> [Task details]:
Scan the entries below for the word "Debt". Copy each line that has it.

> [Data]:

--- Begin ---

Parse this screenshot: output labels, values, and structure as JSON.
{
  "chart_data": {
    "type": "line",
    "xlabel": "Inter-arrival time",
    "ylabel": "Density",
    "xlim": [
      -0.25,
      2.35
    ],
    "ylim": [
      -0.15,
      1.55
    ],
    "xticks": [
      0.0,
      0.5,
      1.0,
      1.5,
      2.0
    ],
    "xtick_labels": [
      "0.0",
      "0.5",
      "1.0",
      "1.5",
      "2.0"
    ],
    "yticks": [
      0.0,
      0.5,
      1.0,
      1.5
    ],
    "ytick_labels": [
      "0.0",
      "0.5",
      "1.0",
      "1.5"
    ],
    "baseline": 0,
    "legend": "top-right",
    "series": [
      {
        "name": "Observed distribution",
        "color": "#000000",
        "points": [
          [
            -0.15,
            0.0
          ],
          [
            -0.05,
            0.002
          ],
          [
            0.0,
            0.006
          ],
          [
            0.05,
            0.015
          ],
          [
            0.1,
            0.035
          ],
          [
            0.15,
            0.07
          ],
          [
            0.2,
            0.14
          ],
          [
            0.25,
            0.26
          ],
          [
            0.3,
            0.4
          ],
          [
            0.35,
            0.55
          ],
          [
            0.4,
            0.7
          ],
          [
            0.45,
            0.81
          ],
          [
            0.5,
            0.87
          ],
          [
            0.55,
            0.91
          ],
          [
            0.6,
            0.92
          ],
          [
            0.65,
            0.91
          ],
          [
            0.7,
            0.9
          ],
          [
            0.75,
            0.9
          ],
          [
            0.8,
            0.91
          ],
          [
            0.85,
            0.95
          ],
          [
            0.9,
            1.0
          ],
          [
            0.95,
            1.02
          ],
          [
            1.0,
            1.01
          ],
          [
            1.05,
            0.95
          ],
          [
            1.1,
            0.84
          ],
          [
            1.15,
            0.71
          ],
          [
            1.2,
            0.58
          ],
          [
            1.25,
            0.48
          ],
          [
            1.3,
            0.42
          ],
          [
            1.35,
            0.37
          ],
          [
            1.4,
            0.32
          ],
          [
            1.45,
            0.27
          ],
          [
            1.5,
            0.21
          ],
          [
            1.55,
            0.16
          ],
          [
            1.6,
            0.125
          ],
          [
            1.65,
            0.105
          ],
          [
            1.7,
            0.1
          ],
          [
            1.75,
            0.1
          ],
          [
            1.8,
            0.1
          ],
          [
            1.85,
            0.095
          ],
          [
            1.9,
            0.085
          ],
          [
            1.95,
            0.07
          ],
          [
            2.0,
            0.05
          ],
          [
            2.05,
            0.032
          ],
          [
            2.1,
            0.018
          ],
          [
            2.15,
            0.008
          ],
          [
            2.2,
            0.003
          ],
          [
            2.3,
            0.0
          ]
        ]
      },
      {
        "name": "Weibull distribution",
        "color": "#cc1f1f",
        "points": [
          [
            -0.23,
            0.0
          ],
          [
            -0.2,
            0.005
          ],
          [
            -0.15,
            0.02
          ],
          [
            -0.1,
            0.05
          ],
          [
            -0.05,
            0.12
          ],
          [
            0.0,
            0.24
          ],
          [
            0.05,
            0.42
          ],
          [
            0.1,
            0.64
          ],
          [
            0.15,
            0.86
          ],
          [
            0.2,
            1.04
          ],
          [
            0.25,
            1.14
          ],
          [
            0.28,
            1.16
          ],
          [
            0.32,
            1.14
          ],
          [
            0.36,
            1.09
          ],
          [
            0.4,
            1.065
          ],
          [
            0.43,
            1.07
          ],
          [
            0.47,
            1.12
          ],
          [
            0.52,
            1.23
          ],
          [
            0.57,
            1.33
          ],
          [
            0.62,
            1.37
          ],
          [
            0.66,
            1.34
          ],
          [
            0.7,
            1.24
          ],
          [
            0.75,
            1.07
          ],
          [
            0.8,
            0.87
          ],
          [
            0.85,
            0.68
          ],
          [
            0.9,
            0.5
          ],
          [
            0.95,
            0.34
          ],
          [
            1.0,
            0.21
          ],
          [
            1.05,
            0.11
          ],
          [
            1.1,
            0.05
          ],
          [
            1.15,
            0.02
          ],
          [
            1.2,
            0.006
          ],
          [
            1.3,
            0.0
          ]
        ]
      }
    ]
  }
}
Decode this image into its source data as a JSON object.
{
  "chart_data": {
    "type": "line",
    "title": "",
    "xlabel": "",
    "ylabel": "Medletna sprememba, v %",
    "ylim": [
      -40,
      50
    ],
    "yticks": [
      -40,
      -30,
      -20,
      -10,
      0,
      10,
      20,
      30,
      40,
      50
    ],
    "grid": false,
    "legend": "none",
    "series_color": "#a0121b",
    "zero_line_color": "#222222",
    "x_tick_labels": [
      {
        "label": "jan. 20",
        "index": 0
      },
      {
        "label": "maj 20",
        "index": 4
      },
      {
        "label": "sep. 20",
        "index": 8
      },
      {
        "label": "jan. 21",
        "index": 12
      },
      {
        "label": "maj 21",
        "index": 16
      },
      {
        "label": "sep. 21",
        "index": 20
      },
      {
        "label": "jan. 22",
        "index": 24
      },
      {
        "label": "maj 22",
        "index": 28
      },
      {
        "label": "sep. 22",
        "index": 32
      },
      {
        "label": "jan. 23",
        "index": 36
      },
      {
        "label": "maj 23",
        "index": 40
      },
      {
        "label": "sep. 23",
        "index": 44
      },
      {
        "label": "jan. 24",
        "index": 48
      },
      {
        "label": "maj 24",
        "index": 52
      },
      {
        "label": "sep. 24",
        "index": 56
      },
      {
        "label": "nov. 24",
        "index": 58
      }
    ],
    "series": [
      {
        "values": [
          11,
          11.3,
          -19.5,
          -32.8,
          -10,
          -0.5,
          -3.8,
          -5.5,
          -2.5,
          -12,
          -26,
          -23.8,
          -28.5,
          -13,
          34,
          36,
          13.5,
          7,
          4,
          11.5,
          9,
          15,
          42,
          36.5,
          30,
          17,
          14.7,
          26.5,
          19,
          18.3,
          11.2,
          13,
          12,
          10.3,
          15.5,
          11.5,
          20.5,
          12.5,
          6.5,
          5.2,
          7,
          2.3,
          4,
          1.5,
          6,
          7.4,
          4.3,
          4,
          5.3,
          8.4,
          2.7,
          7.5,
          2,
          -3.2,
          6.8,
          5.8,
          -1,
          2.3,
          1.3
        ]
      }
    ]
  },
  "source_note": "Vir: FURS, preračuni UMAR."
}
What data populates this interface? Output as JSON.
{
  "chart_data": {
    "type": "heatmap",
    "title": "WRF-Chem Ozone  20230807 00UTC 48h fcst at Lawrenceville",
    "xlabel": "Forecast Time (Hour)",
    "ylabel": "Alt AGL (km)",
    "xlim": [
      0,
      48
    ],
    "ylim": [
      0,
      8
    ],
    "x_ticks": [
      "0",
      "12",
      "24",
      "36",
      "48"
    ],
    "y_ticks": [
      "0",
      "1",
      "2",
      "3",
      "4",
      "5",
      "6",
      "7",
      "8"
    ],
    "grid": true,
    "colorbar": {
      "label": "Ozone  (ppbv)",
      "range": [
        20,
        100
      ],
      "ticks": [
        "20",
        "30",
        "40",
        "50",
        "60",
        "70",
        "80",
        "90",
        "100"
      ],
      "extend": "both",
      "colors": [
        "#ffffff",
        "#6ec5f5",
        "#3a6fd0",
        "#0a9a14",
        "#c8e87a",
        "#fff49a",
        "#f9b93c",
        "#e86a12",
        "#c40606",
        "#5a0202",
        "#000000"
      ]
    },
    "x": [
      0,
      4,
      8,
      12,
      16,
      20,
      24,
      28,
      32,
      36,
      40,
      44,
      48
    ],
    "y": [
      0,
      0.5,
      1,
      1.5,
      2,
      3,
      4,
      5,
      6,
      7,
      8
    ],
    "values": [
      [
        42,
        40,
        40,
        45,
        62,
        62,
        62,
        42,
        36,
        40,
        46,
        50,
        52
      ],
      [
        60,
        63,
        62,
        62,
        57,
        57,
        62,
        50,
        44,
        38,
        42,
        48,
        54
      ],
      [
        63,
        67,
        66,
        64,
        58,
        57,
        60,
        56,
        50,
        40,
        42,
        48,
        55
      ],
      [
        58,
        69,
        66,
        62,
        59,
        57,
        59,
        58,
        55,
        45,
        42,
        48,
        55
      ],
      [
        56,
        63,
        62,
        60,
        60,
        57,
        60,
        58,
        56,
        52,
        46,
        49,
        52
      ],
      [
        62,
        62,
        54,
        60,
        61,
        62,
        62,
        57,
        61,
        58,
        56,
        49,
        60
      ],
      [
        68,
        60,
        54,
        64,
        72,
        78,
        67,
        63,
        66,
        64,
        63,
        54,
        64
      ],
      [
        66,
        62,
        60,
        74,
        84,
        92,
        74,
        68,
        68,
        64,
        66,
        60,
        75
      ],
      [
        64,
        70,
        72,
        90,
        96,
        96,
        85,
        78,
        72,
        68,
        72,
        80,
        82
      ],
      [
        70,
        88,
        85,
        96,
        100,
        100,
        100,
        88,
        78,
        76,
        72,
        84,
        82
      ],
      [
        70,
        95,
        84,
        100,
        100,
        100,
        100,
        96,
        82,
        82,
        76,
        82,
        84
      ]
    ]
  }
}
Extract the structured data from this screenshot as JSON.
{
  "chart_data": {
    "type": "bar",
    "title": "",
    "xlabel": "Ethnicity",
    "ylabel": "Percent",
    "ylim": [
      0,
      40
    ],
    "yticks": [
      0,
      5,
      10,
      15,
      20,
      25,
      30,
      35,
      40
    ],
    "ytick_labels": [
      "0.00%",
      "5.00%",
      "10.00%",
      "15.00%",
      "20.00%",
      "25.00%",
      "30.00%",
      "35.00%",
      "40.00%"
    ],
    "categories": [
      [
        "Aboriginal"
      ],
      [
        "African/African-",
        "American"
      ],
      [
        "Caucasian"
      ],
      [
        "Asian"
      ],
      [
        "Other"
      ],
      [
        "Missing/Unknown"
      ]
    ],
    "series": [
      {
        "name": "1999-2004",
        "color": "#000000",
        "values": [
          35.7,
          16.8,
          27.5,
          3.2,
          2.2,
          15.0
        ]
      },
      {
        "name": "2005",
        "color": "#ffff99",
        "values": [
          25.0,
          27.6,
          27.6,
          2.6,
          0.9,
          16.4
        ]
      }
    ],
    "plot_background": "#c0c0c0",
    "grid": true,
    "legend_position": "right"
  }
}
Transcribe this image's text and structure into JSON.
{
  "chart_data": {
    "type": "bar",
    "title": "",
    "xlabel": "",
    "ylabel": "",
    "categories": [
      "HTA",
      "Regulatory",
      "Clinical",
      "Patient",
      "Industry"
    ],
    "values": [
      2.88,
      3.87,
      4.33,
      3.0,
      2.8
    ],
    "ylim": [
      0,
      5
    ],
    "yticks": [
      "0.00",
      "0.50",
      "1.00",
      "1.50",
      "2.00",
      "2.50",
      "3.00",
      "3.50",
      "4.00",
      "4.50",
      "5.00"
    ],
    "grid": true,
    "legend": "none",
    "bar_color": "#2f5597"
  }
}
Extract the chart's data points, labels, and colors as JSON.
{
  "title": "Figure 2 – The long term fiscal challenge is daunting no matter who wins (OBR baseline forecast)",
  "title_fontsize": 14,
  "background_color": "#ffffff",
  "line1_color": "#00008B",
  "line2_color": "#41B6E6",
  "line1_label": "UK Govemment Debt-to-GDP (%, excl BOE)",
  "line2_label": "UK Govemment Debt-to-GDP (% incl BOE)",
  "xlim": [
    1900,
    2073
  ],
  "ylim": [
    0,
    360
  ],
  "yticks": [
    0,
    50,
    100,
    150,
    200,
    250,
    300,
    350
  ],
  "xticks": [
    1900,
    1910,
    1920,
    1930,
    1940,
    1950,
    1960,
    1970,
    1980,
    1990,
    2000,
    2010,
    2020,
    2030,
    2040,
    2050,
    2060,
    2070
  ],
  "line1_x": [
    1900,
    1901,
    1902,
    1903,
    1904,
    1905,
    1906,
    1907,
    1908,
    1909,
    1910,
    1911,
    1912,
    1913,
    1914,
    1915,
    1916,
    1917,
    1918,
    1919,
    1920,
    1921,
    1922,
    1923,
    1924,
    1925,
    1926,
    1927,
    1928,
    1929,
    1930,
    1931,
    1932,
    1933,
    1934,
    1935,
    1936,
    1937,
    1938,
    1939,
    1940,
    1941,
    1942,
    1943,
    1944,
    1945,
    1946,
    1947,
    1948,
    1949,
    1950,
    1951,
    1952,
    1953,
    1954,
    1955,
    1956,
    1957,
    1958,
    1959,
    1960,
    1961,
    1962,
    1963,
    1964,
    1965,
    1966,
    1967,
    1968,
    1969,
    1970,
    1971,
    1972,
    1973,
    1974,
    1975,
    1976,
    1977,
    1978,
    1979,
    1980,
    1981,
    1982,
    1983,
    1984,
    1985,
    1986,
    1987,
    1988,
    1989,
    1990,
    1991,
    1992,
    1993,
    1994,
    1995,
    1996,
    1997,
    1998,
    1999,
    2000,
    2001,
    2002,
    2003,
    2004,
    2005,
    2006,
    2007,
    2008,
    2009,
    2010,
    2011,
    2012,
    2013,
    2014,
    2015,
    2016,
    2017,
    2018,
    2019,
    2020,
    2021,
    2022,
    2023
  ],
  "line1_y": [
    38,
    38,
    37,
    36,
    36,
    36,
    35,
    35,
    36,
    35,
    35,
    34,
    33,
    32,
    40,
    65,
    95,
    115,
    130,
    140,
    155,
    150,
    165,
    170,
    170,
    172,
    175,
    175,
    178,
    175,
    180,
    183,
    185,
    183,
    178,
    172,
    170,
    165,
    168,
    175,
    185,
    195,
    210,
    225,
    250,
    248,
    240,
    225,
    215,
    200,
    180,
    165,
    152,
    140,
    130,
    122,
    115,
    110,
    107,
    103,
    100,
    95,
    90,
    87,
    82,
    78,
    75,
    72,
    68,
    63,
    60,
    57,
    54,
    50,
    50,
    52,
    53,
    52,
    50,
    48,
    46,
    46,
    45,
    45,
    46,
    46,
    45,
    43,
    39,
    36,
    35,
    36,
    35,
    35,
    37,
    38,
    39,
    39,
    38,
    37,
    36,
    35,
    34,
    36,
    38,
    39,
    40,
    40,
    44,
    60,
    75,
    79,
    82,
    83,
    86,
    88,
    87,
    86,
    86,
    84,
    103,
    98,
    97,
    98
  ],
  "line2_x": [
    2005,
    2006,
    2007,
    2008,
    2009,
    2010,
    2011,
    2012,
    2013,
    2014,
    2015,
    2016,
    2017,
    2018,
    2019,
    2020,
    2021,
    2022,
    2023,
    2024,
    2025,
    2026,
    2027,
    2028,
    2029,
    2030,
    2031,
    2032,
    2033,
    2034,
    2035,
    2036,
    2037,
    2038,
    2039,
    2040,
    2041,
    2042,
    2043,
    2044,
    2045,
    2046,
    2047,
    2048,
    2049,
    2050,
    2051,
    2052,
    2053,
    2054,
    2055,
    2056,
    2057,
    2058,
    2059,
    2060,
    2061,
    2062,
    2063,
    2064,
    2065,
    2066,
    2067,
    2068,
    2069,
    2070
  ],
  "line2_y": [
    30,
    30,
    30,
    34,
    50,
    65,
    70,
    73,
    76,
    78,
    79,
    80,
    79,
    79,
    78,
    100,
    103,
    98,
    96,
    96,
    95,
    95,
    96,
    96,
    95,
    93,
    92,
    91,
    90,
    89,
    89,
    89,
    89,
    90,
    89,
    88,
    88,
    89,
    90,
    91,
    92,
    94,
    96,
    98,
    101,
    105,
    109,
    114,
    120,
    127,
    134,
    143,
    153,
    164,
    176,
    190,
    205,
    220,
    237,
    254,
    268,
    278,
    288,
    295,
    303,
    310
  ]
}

--- End ---

> [Answer to this problem]:
  "line1_label": "UK Govemment Debt-to-GDP (%, excl BOE)",
  "line2_label": "UK Govemment Debt-to-GDP (% incl BOE)",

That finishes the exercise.